WHAT NEEDS TO BE DONE: Please repeat the lines below word for word, leaving out the picture.

SUPPLIED DATA:

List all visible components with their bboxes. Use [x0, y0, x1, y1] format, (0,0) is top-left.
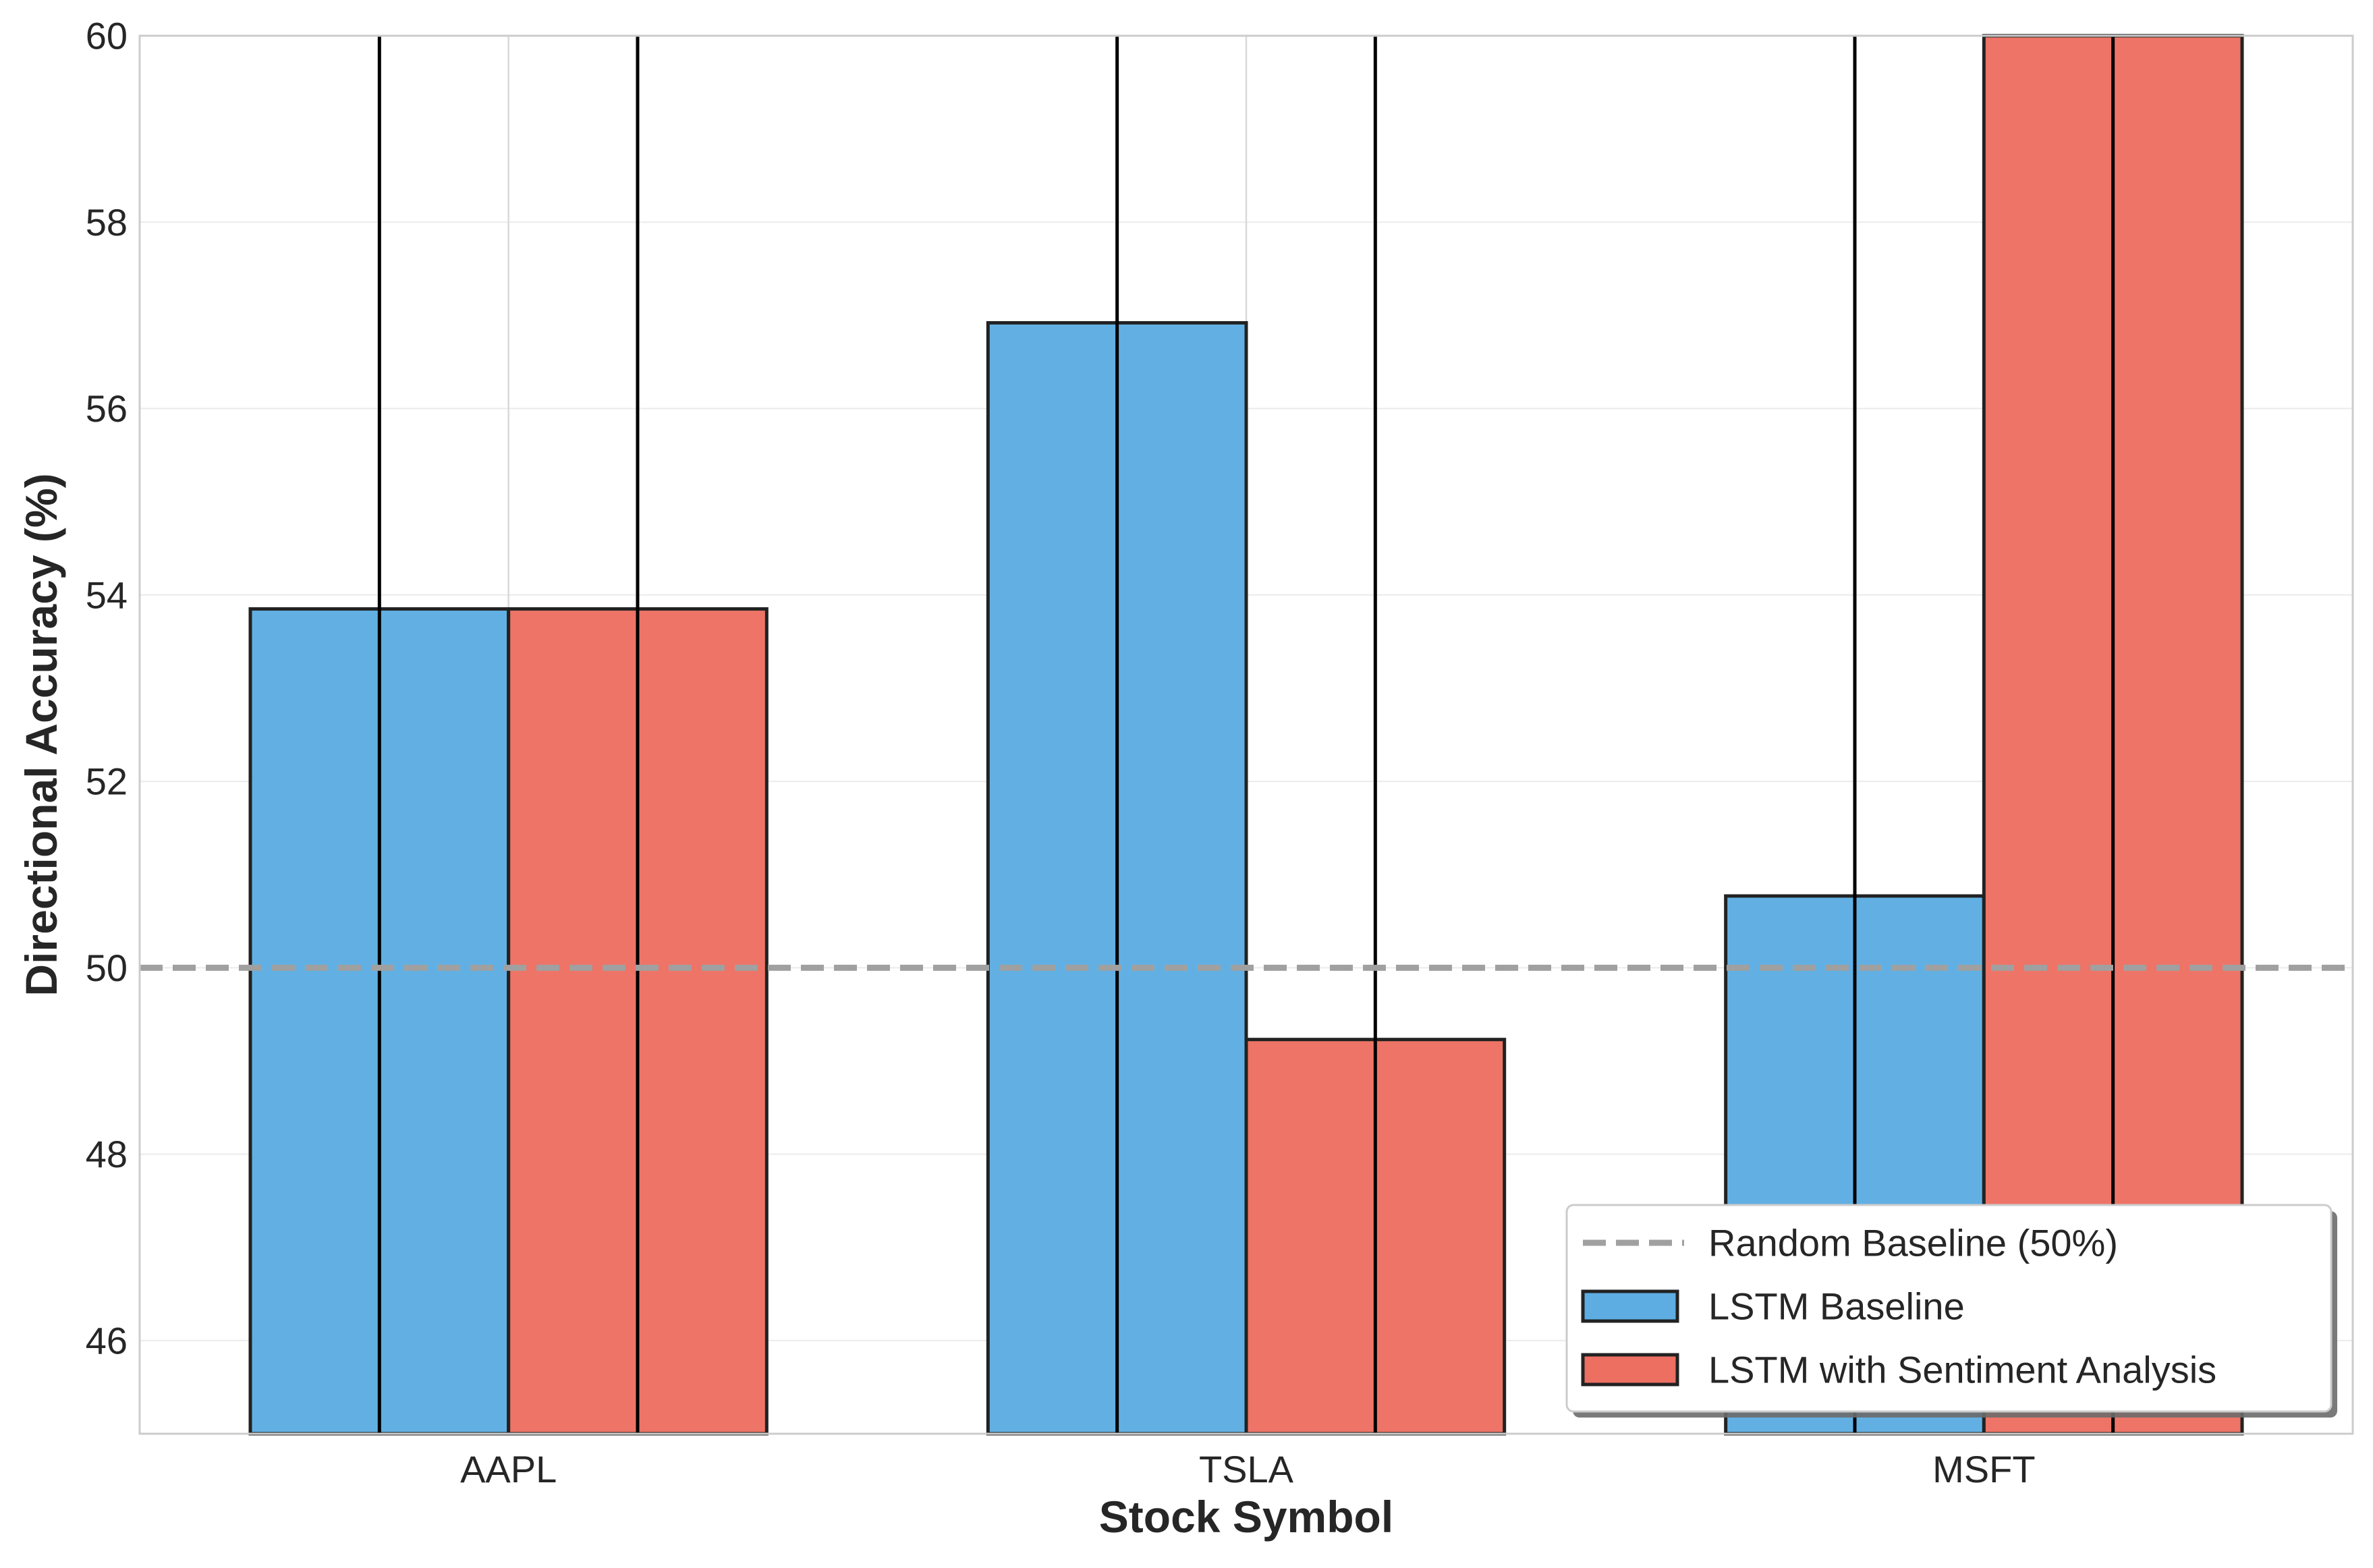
legend-swatch-lstm-baseline — [1581, 1289, 1679, 1323]
x-axis-label: Stock Symbol — [1099, 1492, 1393, 1542]
y-tick-label: 48 — [86, 1133, 128, 1175]
plot-frame — [138, 34, 2354, 1435]
y-axis-label: Directional Accuracy (%) — [16, 473, 66, 996]
legend-swatch-lstm-with-sentiment-analysis — [1581, 1353, 1679, 1387]
y-tick-label: 60 — [86, 15, 128, 57]
legend-box — [1565, 1204, 2333, 1413]
y-tick-label: 46 — [86, 1319, 128, 1362]
y-tick-label: 52 — [86, 760, 128, 803]
y-tick-label: 50 — [86, 947, 128, 989]
y-tick-label: 58 — [86, 201, 128, 244]
x-tick-label: MSFT — [1932, 1448, 2035, 1490]
y-tick-label: 54 — [86, 573, 128, 616]
x-tick-label: AAPL — [460, 1448, 557, 1490]
x-tick-label: TSLA — [1199, 1448, 1294, 1490]
y-tick-label: 56 — [86, 387, 128, 430]
legend-label-random-baseline: Random Baseline (50%) — [1708, 1222, 2118, 1264]
legend-label-lstm-with-sentiment-analysis: LSTM with Sentiment Analysis — [1708, 1349, 2216, 1391]
legend-label-lstm-baseline: LSTM Baseline — [1708, 1285, 1965, 1328]
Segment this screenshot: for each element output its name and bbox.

WORKED ANSWER:
List all visible components with their bboxes. Use [x0, y0, x1, y1] format, (0,0) is top-left.
legend-swatch-lstm-baseline — [1581, 1289, 1679, 1323]
x-axis-label: Stock Symbol — [1099, 1492, 1393, 1542]
y-tick-label: 48 — [86, 1133, 128, 1175]
plot-frame — [138, 34, 2354, 1435]
y-axis-label: Directional Accuracy (%) — [16, 473, 66, 996]
legend-swatch-lstm-with-sentiment-analysis — [1581, 1353, 1679, 1387]
y-tick-label: 60 — [86, 15, 128, 57]
legend-box — [1565, 1204, 2333, 1413]
y-tick-label: 46 — [86, 1319, 128, 1362]
y-tick-label: 52 — [86, 760, 128, 803]
y-tick-label: 50 — [86, 947, 128, 989]
y-tick-label: 58 — [86, 201, 128, 244]
x-tick-label: MSFT — [1932, 1448, 2035, 1490]
y-tick-label: 54 — [86, 573, 128, 616]
x-tick-label: AAPL — [460, 1448, 557, 1490]
x-tick-label: TSLA — [1199, 1448, 1294, 1490]
y-tick-label: 56 — [86, 387, 128, 430]
legend-label-random-baseline: Random Baseline (50%) — [1708, 1222, 2118, 1264]
legend-label-lstm-with-sentiment-analysis: LSTM with Sentiment Analysis — [1708, 1349, 2216, 1391]
legend-label-lstm-baseline: LSTM Baseline — [1708, 1285, 1965, 1328]
Segment this screenshot: for each element output its name and bbox.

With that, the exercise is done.